Figure record extracts:
--- BEGIN ---

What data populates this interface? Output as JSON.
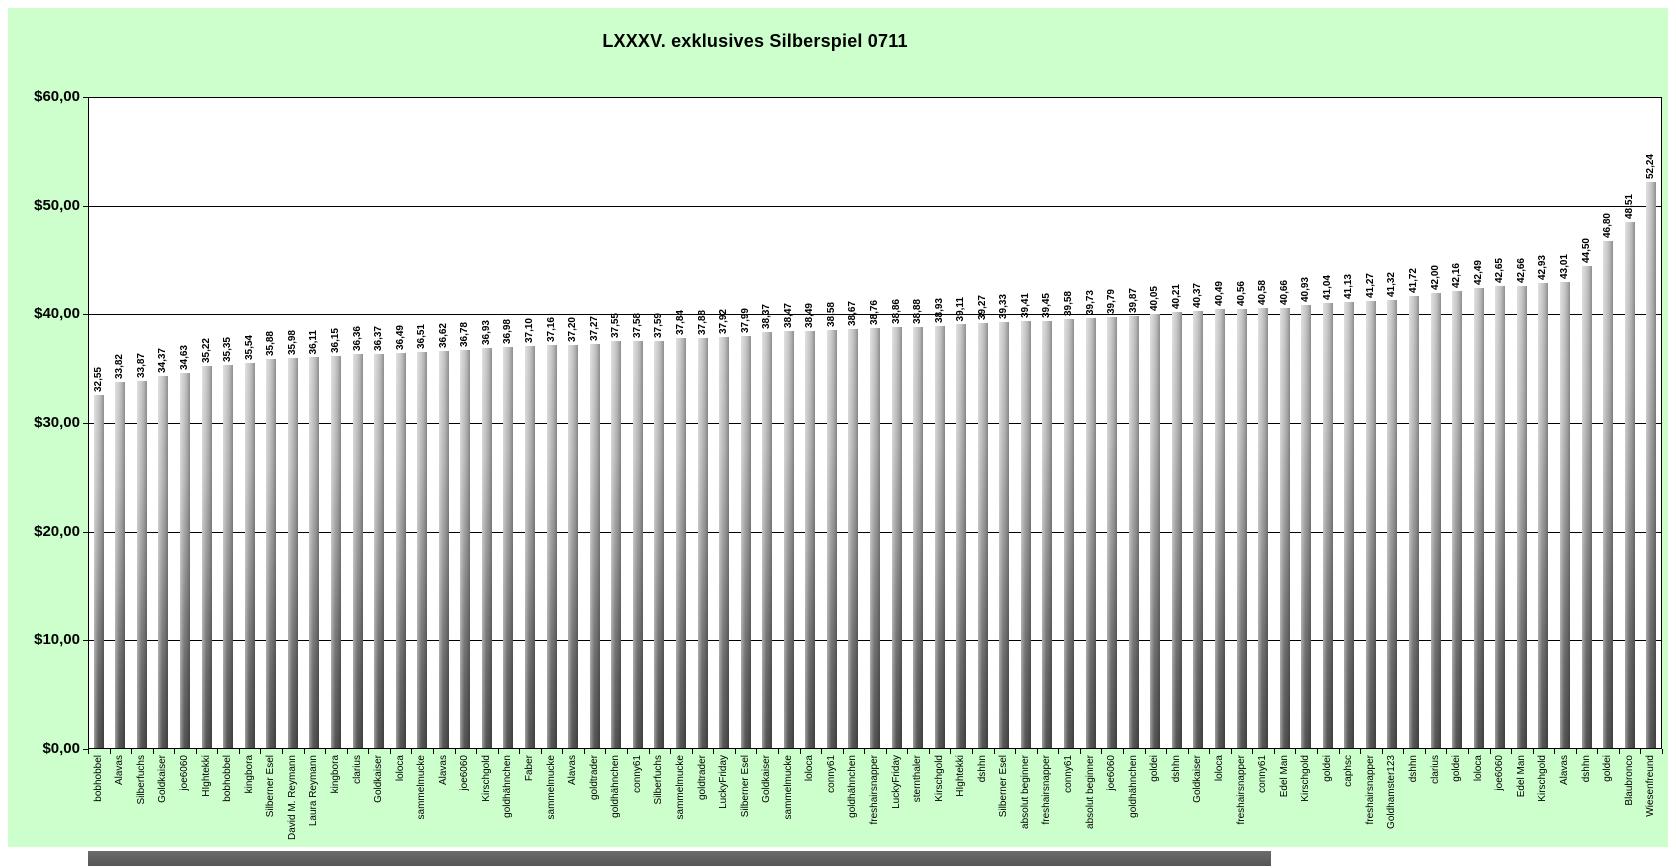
{
  "title": "LXXXV. exklusives Silberspiel 0711",
  "colors": {
    "page_background": "#ffffff",
    "chart_background": "#ccffcc",
    "plot_background": "#ffffff",
    "axis_line": "#000000",
    "gridline": "#000000",
    "bar_gradient_top": "#cbcbcb",
    "bar_gradient_bottom": "#575757",
    "text": "#000000",
    "scrollbar": "#5f5f5f"
  },
  "chart_data": {
    "type": "bar",
    "title": "LXXXV. exklusives Silberspiel 0711",
    "xlabel": "",
    "ylabel": "",
    "ylim": [
      0,
      60
    ],
    "y_tick_labels": [
      "$60,00",
      "$50,00",
      "$40,00",
      "$30,00",
      "$20,00",
      "$10,00",
      "$0,00"
    ],
    "grid": true,
    "legend": false,
    "categories": [
      "bobhobbel",
      "Alavas",
      "Silberfuchs",
      "Goldkaiser",
      "joe6060",
      "HIghtekki",
      "bobhobbel",
      "kingbora",
      "Silberner Esel",
      "David M. Reymann",
      "Laura Reymann",
      "kingbora",
      "clarius",
      "Goldkaiser",
      "loloca",
      "sammelmucke",
      "Alavas",
      "joe6060",
      "Kirschgold",
      "goldhähnchen",
      "Faber",
      "sammelmucke",
      "Alavas",
      "goldtrader",
      "goldhähnchen",
      "conny61",
      "Silberfuchs",
      "sammelmucke",
      "goldtrader",
      "LuckyFriday",
      "Silberner Esel",
      "Goldkaiser",
      "sammelmucke",
      "loloca",
      "conny61",
      "goldhähnchen",
      "freshairsnapper",
      "LuckyFriday",
      "sternthaler",
      "Kirschgold",
      "HIghtekki",
      "dshhn",
      "Silberner Esel",
      "absolut beginner",
      "freshairsnapper",
      "conny61",
      "absolut beginner",
      "joe6060",
      "goldhähnchen",
      "goldei",
      "dshhn",
      "Goldkaiser",
      "loloca",
      "freshairsnapper",
      "conny61",
      "Edel Man",
      "Kirschgold",
      "goldei",
      "caphsc",
      "freshairsnapper",
      "Goldhamster123",
      "dshhn",
      "clarius",
      "goldei",
      "loloca",
      "joe6060",
      "Edel Man",
      "Kirschgold",
      "Alavas",
      "dshhn",
      "goldei",
      "Blaubronco",
      "Wiesenfreund"
    ],
    "values": [
      32.55,
      33.82,
      33.87,
      34.37,
      34.63,
      35.22,
      35.35,
      35.54,
      35.88,
      35.98,
      36.11,
      36.15,
      36.36,
      36.37,
      36.49,
      36.51,
      36.62,
      36.78,
      36.93,
      36.98,
      37.1,
      37.16,
      37.2,
      37.27,
      37.55,
      37.58,
      37.59,
      37.84,
      37.88,
      37.92,
      37.99,
      38.37,
      38.47,
      38.49,
      38.58,
      38.67,
      38.76,
      38.86,
      38.88,
      38.93,
      39.11,
      39.27,
      39.33,
      39.41,
      39.45,
      39.58,
      39.73,
      39.79,
      39.87,
      40.05,
      40.21,
      40.37,
      40.49,
      40.56,
      40.58,
      40.66,
      40.93,
      41.04,
      41.13,
      41.27,
      41.32,
      41.72,
      42.0,
      42.16,
      42.49,
      42.65,
      42.66,
      42.93,
      43.01,
      44.5,
      46.8,
      48.51,
      52.24
    ],
    "value_labels": [
      "32,55",
      "33,82",
      "33,87",
      "34,37",
      "34,63",
      "35,22",
      "35,35",
      "35,54",
      "35,88",
      "35,98",
      "36,11",
      "36,15",
      "36,36",
      "36,37",
      "36,49",
      "36,51",
      "36,62",
      "36,78",
      "36,93",
      "36,98",
      "37,10",
      "37,16",
      "37,20",
      "37,27",
      "37,55",
      "37,58",
      "37,59",
      "37,84",
      "37,88",
      "37,92",
      "37,99",
      "38,37",
      "38,47",
      "38,49",
      "38,58",
      "38,67",
      "38,76",
      "38,86",
      "38,88",
      "38,93",
      "39,11",
      "39,27",
      "39,33",
      "39,41",
      "39,45",
      "39,58",
      "39,73",
      "39,79",
      "39,87",
      "40,05",
      "40,21",
      "40,37",
      "40,49",
      "40,56",
      "40,58",
      "40,66",
      "40,93",
      "41,04",
      "41,13",
      "41,27",
      "41,32",
      "41,72",
      "42,00",
      "42,16",
      "42,49",
      "42,65",
      "42,66",
      "42,93",
      "43,01",
      "44,50",
      "46,80",
      "48,51",
      "52,24"
    ]
  }
}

--- END ---

* _Aim of the exercise_
Repeat the listing in full and exactly. Leave any pictures out.

* _Result_
What data populates this interface? Output as JSON.
{
  "title": "LXXXV. exklusives Silberspiel 0711",
  "colors": {
    "page_background": "#ffffff",
    "chart_background": "#ccffcc",
    "plot_background": "#ffffff",
    "axis_line": "#000000",
    "gridline": "#000000",
    "bar_gradient_top": "#cbcbcb",
    "bar_gradient_bottom": "#575757",
    "text": "#000000",
    "scrollbar": "#5f5f5f"
  },
  "chart_data": {
    "type": "bar",
    "title": "LXXXV. exklusives Silberspiel 0711",
    "xlabel": "",
    "ylabel": "",
    "ylim": [
      0,
      60
    ],
    "y_tick_labels": [
      "$60,00",
      "$50,00",
      "$40,00",
      "$30,00",
      "$20,00",
      "$10,00",
      "$0,00"
    ],
    "grid": true,
    "legend": false,
    "categories": [
      "bobhobbel",
      "Alavas",
      "Silberfuchs",
      "Goldkaiser",
      "joe6060",
      "HIghtekki",
      "bobhobbel",
      "kingbora",
      "Silberner Esel",
      "David M. Reymann",
      "Laura Reymann",
      "kingbora",
      "clarius",
      "Goldkaiser",
      "loloca",
      "sammelmucke",
      "Alavas",
      "joe6060",
      "Kirschgold",
      "goldhähnchen",
      "Faber",
      "sammelmucke",
      "Alavas",
      "goldtrader",
      "goldhähnchen",
      "conny61",
      "Silberfuchs",
      "sammelmucke",
      "goldtrader",
      "LuckyFriday",
      "Silberner Esel",
      "Goldkaiser",
      "sammelmucke",
      "loloca",
      "conny61",
      "goldhähnchen",
      "freshairsnapper",
      "LuckyFriday",
      "sternthaler",
      "Kirschgold",
      "HIghtekki",
      "dshhn",
      "Silberner Esel",
      "absolut beginner",
      "freshairsnapper",
      "conny61",
      "absolut beginner",
      "joe6060",
      "goldhähnchen",
      "goldei",
      "dshhn",
      "Goldkaiser",
      "loloca",
      "freshairsnapper",
      "conny61",
      "Edel Man",
      "Kirschgold",
      "goldei",
      "caphsc",
      "freshairsnapper",
      "Goldhamster123",
      "dshhn",
      "clarius",
      "goldei",
      "loloca",
      "joe6060",
      "Edel Man",
      "Kirschgold",
      "Alavas",
      "dshhn",
      "goldei",
      "Blaubronco",
      "Wiesenfreund"
    ],
    "values": [
      32.55,
      33.82,
      33.87,
      34.37,
      34.63,
      35.22,
      35.35,
      35.54,
      35.88,
      35.98,
      36.11,
      36.15,
      36.36,
      36.37,
      36.49,
      36.51,
      36.62,
      36.78,
      36.93,
      36.98,
      37.1,
      37.16,
      37.2,
      37.27,
      37.55,
      37.58,
      37.59,
      37.84,
      37.88,
      37.92,
      37.99,
      38.37,
      38.47,
      38.49,
      38.58,
      38.67,
      38.76,
      38.86,
      38.88,
      38.93,
      39.11,
      39.27,
      39.33,
      39.41,
      39.45,
      39.58,
      39.73,
      39.79,
      39.87,
      40.05,
      40.21,
      40.37,
      40.49,
      40.56,
      40.58,
      40.66,
      40.93,
      41.04,
      41.13,
      41.27,
      41.32,
      41.72,
      42.0,
      42.16,
      42.49,
      42.65,
      42.66,
      42.93,
      43.01,
      44.5,
      46.8,
      48.51,
      52.24
    ],
    "value_labels": [
      "32,55",
      "33,82",
      "33,87",
      "34,37",
      "34,63",
      "35,22",
      "35,35",
      "35,54",
      "35,88",
      "35,98",
      "36,11",
      "36,15",
      "36,36",
      "36,37",
      "36,49",
      "36,51",
      "36,62",
      "36,78",
      "36,93",
      "36,98",
      "37,10",
      "37,16",
      "37,20",
      "37,27",
      "37,55",
      "37,58",
      "37,59",
      "37,84",
      "37,88",
      "37,92",
      "37,99",
      "38,37",
      "38,47",
      "38,49",
      "38,58",
      "38,67",
      "38,76",
      "38,86",
      "38,88",
      "38,93",
      "39,11",
      "39,27",
      "39,33",
      "39,41",
      "39,45",
      "39,58",
      "39,73",
      "39,79",
      "39,87",
      "40,05",
      "40,21",
      "40,37",
      "40,49",
      "40,56",
      "40,58",
      "40,66",
      "40,93",
      "41,04",
      "41,13",
      "41,27",
      "41,32",
      "41,72",
      "42,00",
      "42,16",
      "42,49",
      "42,65",
      "42,66",
      "42,93",
      "43,01",
      "44,50",
      "46,80",
      "48,51",
      "52,24"
    ]
  }
}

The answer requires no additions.